## GOAL
Repeat each line of the material below exactly as it appears, minus any pictures.

** BEGIN SOURCE RECORDS **

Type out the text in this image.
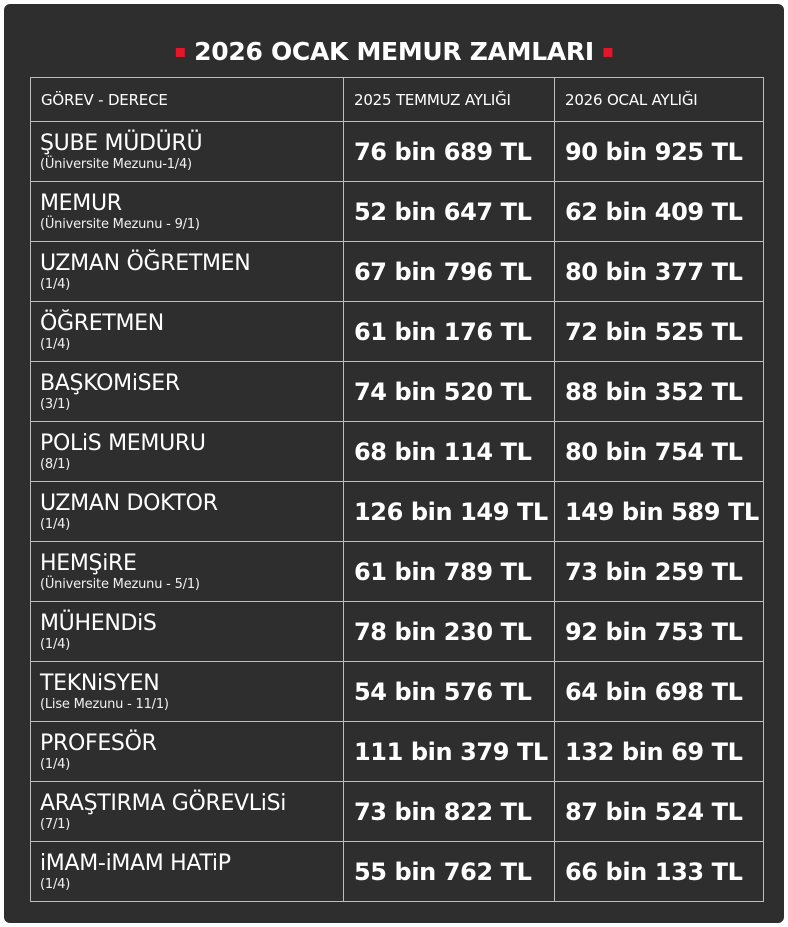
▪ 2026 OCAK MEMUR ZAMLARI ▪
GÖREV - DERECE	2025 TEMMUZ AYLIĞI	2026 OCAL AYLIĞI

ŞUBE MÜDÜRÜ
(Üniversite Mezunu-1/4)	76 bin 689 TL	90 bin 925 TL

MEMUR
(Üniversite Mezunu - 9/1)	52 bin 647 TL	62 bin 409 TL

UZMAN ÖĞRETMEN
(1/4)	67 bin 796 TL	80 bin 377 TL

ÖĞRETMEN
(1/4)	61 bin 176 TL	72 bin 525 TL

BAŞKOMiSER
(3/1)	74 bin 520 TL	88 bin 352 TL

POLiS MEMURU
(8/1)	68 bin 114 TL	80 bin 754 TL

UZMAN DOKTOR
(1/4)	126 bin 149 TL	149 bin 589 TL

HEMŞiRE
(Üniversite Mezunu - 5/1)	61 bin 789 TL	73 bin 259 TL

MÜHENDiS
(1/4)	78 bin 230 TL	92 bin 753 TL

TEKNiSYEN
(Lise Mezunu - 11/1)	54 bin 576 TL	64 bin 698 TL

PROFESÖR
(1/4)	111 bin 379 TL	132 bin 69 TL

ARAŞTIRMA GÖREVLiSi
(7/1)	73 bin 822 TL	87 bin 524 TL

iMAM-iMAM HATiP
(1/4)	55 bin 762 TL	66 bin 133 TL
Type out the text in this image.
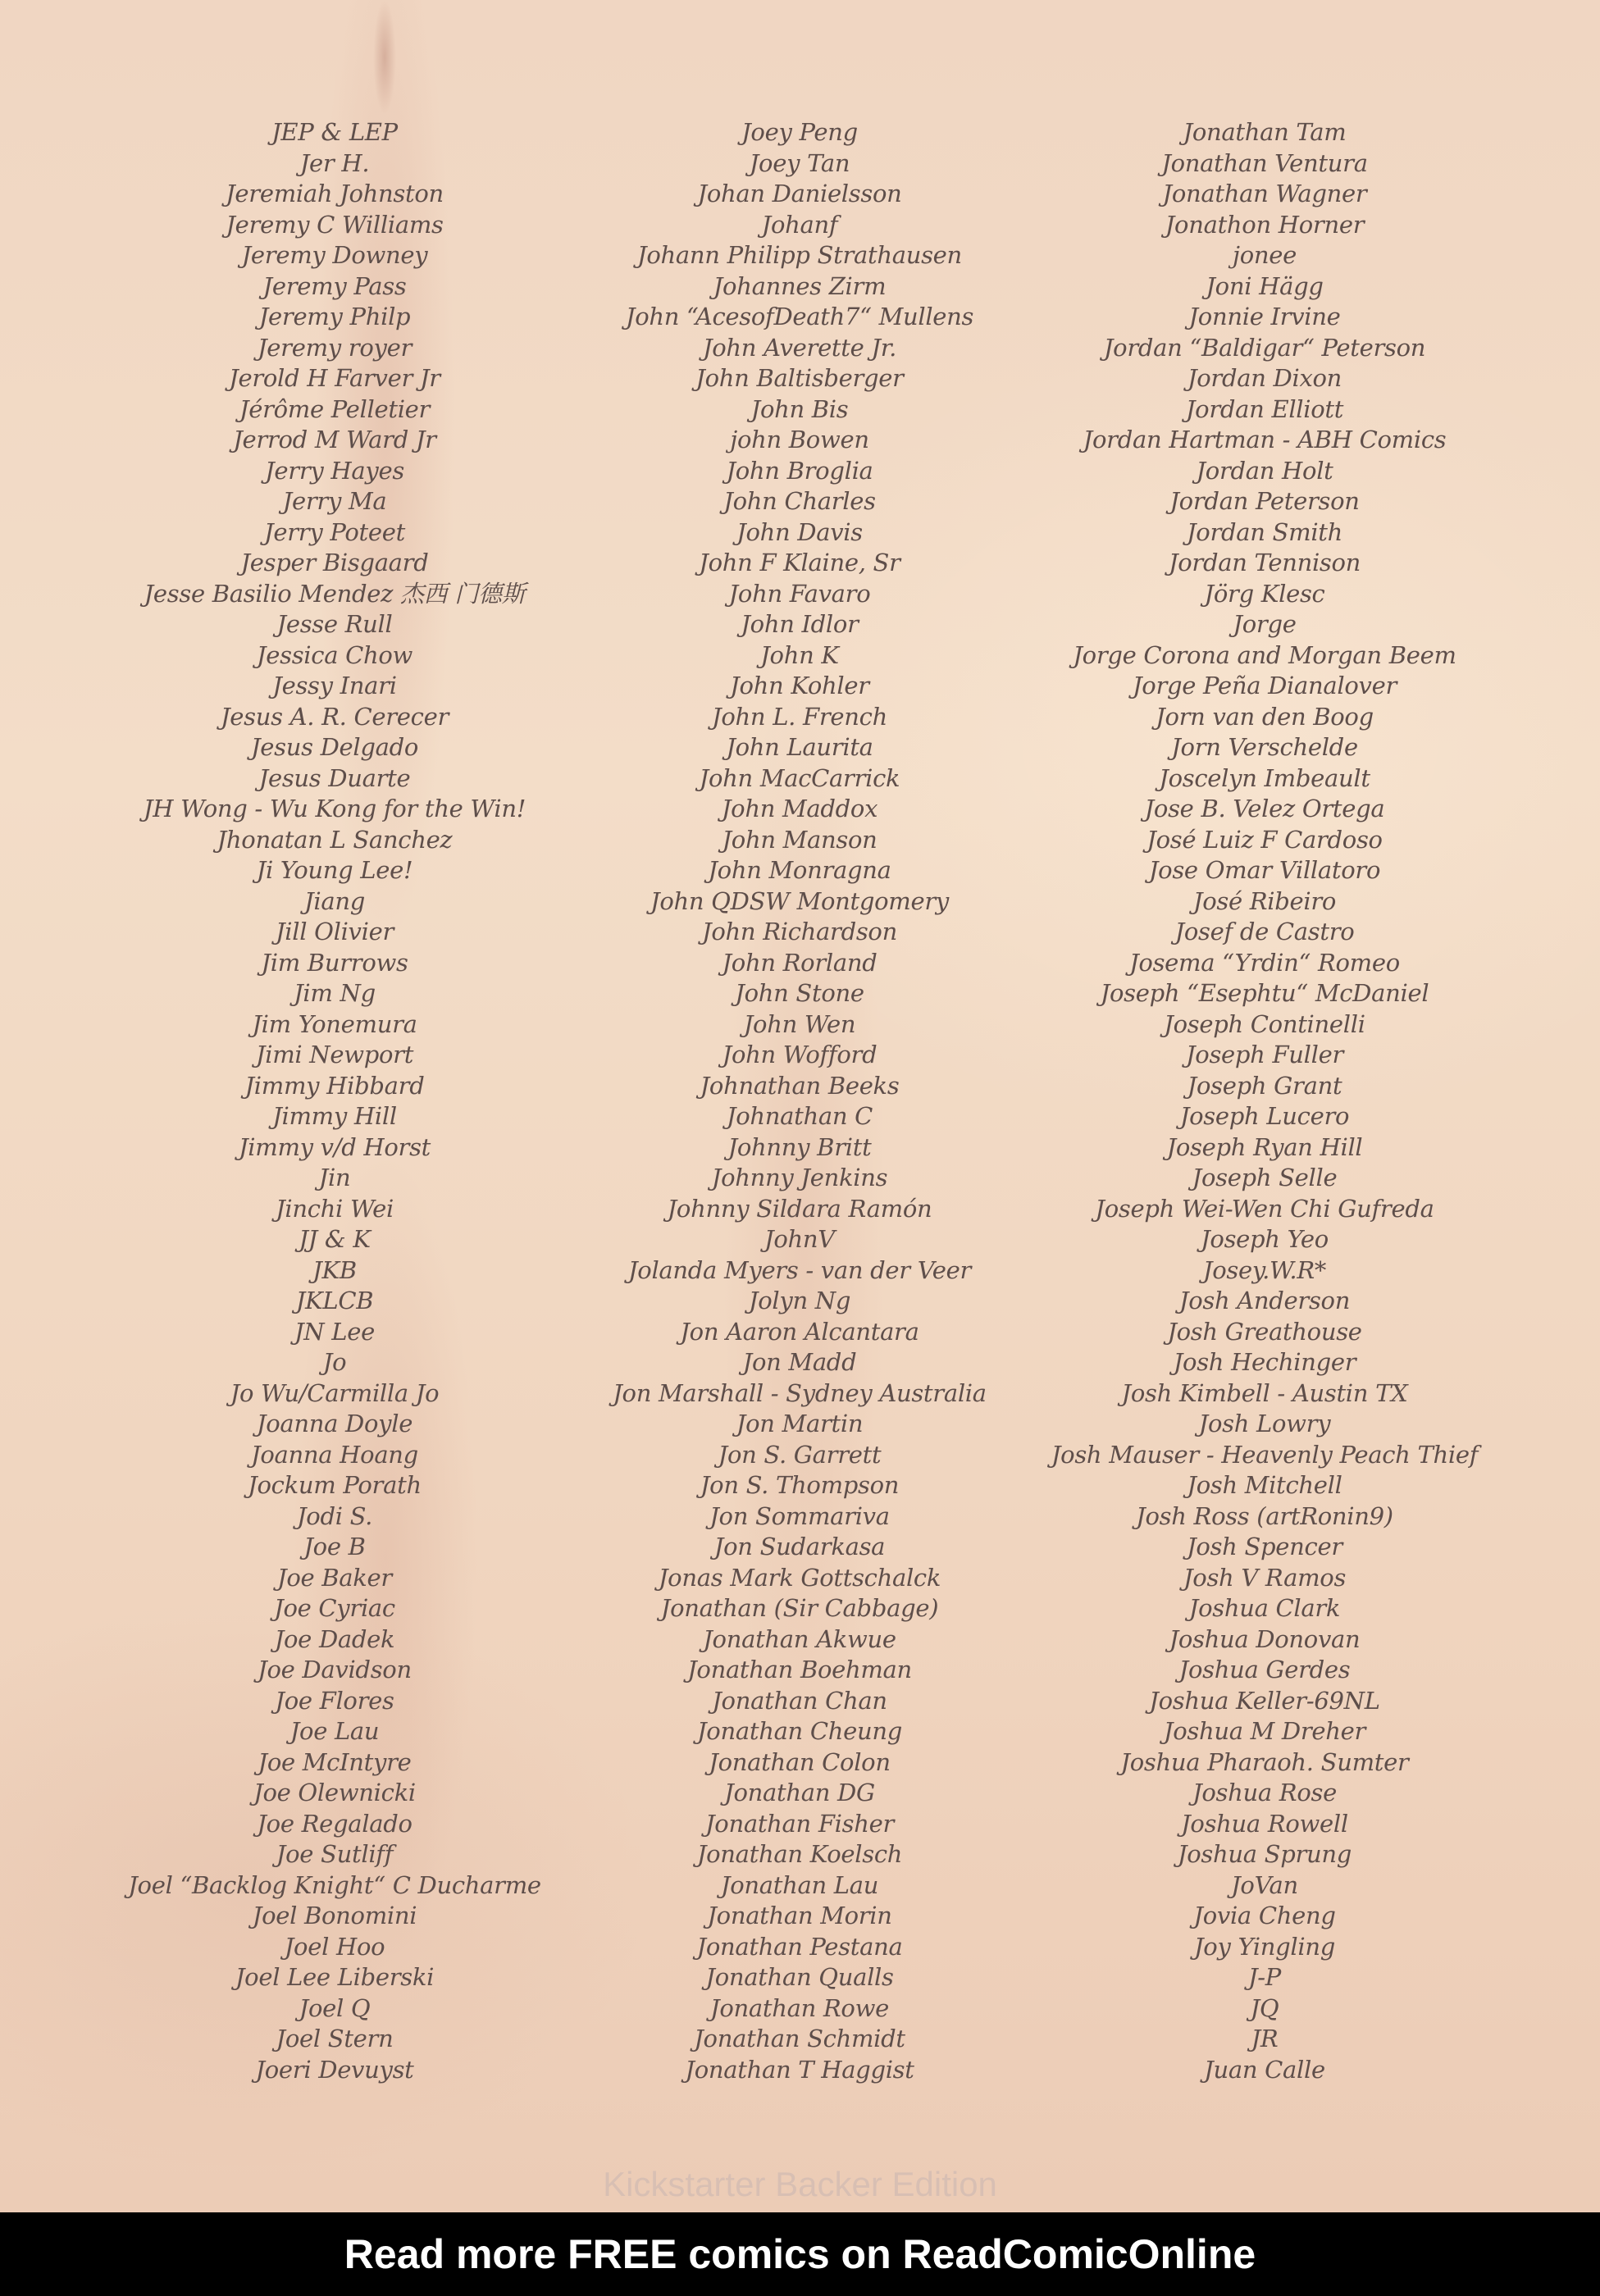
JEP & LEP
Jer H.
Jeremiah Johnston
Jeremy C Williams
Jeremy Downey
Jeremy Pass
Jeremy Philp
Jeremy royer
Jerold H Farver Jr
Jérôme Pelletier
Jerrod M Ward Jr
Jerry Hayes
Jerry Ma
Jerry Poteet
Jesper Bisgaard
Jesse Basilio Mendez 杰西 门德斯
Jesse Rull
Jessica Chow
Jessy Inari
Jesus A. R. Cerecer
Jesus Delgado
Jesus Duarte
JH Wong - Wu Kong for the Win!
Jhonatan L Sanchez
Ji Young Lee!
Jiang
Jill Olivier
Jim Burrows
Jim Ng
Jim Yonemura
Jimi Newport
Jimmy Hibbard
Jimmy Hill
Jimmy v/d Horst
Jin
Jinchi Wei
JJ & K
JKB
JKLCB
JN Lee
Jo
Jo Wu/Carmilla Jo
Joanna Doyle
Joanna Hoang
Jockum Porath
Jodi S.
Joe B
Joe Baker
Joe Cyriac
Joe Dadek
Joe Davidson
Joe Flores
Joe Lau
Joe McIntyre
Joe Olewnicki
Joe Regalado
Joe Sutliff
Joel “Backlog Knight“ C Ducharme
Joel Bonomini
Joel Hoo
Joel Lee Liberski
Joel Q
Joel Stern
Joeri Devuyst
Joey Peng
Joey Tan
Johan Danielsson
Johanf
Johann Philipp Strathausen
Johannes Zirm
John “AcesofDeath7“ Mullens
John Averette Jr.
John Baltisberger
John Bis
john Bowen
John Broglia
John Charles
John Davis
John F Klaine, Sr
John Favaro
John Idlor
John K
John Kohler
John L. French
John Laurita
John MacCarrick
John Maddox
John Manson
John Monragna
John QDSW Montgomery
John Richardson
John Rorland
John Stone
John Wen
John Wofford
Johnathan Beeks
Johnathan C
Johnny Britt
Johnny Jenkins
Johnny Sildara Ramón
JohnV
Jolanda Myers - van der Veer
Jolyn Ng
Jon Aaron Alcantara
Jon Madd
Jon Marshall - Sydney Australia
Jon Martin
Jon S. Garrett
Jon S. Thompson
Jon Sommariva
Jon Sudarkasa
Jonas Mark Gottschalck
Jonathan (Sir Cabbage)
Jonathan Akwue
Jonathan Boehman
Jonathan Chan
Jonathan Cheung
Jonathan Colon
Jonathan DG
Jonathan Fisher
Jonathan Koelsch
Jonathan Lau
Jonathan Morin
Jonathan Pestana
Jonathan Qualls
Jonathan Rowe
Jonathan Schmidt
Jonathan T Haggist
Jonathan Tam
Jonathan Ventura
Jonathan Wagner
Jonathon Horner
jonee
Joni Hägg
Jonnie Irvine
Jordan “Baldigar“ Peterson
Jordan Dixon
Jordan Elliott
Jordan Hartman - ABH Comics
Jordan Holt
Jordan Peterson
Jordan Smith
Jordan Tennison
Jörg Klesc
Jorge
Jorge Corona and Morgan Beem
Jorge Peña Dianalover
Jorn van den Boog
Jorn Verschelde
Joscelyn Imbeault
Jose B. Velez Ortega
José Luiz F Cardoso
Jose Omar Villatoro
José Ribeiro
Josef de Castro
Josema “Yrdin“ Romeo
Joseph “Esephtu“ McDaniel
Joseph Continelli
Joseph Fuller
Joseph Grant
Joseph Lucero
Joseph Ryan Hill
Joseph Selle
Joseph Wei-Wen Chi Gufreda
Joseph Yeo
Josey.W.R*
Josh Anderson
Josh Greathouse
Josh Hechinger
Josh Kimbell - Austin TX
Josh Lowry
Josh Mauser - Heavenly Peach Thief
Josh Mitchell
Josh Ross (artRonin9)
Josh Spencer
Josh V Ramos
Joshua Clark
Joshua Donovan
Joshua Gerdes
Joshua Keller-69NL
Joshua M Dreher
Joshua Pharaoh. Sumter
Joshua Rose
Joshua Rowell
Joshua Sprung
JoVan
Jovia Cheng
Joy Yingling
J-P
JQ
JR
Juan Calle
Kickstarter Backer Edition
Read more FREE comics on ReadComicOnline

** END SOURCE RECORDS **

## TASK ANSWER
Type out the text in this image.
▪ 2026 OCAK MEMUR ZAMLARI ▪
GÖREV - DERECE	2025 TEMMUZ AYLIĞI	2026 OCAL AYLIĞI

ŞUBE MÜDÜRÜ
(Üniversite Mezunu-1/4)	76 bin 689 TL	90 bin 925 TL

MEMUR
(Üniversite Mezunu - 9/1)	52 bin 647 TL	62 bin 409 TL

UZMAN ÖĞRETMEN
(1/4)	67 bin 796 TL	80 bin 377 TL

ÖĞRETMEN
(1/4)	61 bin 176 TL	72 bin 525 TL

BAŞKOMiSER
(3/1)	74 bin 520 TL	88 bin 352 TL

POLiS MEMURU
(8/1)	68 bin 114 TL	80 bin 754 TL

UZMAN DOKTOR
(1/4)	126 bin 149 TL	149 bin 589 TL

HEMŞiRE
(Üniversite Mezunu - 5/1)	61 bin 789 TL	73 bin 259 TL

MÜHENDiS
(1/4)	78 bin 230 TL	92 bin 753 TL

TEKNiSYEN
(Lise Mezunu - 11/1)	54 bin 576 TL	64 bin 698 TL

PROFESÖR
(1/4)	111 bin 379 TL	132 bin 69 TL

ARAŞTIRMA GÖREVLiSi
(7/1)	73 bin 822 TL	87 bin 524 TL

iMAM-iMAM HATiP
(1/4)	55 bin 762 TL	66 bin 133 TL
Type out the text in this image.
JEP & LEP
Jer H.
Jeremiah Johnston
Jeremy C Williams
Jeremy Downey
Jeremy Pass
Jeremy Philp
Jeremy royer
Jerold H Farver Jr
Jérôme Pelletier
Jerrod M Ward Jr
Jerry Hayes
Jerry Ma
Jerry Poteet
Jesper Bisgaard
Jesse Basilio Mendez 杰西 门德斯
Jesse Rull
Jessica Chow
Jessy Inari
Jesus A. R. Cerecer
Jesus Delgado
Jesus Duarte
JH Wong - Wu Kong for the Win!
Jhonatan L Sanchez
Ji Young Lee!
Jiang
Jill Olivier
Jim Burrows
Jim Ng
Jim Yonemura
Jimi Newport
Jimmy Hibbard
Jimmy Hill
Jimmy v/d Horst
Jin
Jinchi Wei
JJ & K
JKB
JKLCB
JN Lee
Jo
Jo Wu/Carmilla Jo
Joanna Doyle
Joanna Hoang
Jockum Porath
Jodi S.
Joe B
Joe Baker
Joe Cyriac
Joe Dadek
Joe Davidson
Joe Flores
Joe Lau
Joe McIntyre
Joe Olewnicki
Joe Regalado
Joe Sutliff
Joel “Backlog Knight“ C Ducharme
Joel Bonomini
Joel Hoo
Joel Lee Liberski
Joel Q
Joel Stern
Joeri Devuyst
Joey Peng
Joey Tan
Johan Danielsson
Johanf
Johann Philipp Strathausen
Johannes Zirm
John “AcesofDeath7“ Mullens
John Averette Jr.
John Baltisberger
John Bis
john Bowen
John Broglia
John Charles
John Davis
John F Klaine, Sr
John Favaro
John Idlor
John K
John Kohler
John L. French
John Laurita
John MacCarrick
John Maddox
John Manson
John Monragna
John QDSW Montgomery
John Richardson
John Rorland
John Stone
John Wen
John Wofford
Johnathan Beeks
Johnathan C
Johnny Britt
Johnny Jenkins
Johnny Sildara Ramón
JohnV
Jolanda Myers - van der Veer
Jolyn Ng
Jon Aaron Alcantara
Jon Madd
Jon Marshall - Sydney Australia
Jon Martin
Jon S. Garrett
Jon S. Thompson
Jon Sommariva
Jon Sudarkasa
Jonas Mark Gottschalck
Jonathan (Sir Cabbage)
Jonathan Akwue
Jonathan Boehman
Jonathan Chan
Jonathan Cheung
Jonathan Colon
Jonathan DG
Jonathan Fisher
Jonathan Koelsch
Jonathan Lau
Jonathan Morin
Jonathan Pestana
Jonathan Qualls
Jonathan Rowe
Jonathan Schmidt
Jonathan T Haggist
Jonathan Tam
Jonathan Ventura
Jonathan Wagner
Jonathon Horner
jonee
Joni Hägg
Jonnie Irvine
Jordan “Baldigar“ Peterson
Jordan Dixon
Jordan Elliott
Jordan Hartman - ABH Comics
Jordan Holt
Jordan Peterson
Jordan Smith
Jordan Tennison
Jörg Klesc
Jorge
Jorge Corona and Morgan Beem
Jorge Peña Dianalover
Jorn van den Boog
Jorn Verschelde
Joscelyn Imbeault
Jose B. Velez Ortega
José Luiz F Cardoso
Jose Omar Villatoro
José Ribeiro
Josef de Castro
Josema “Yrdin“ Romeo
Joseph “Esephtu“ McDaniel
Joseph Continelli
Joseph Fuller
Joseph Grant
Joseph Lucero
Joseph Ryan Hill
Joseph Selle
Joseph Wei-Wen Chi Gufreda
Joseph Yeo
Josey.W.R*
Josh Anderson
Josh Greathouse
Josh Hechinger
Josh Kimbell - Austin TX
Josh Lowry
Josh Mauser - Heavenly Peach Thief
Josh Mitchell
Josh Ross (artRonin9)
Josh Spencer
Josh V Ramos
Joshua Clark
Joshua Donovan
Joshua Gerdes
Joshua Keller-69NL
Joshua M Dreher
Joshua Pharaoh. Sumter
Joshua Rose
Joshua Rowell
Joshua Sprung
JoVan
Jovia Cheng
Joy Yingling
J-P
JQ
JR
Juan Calle
Kickstarter Backer Edition
Read more FREE comics on ReadComicOnline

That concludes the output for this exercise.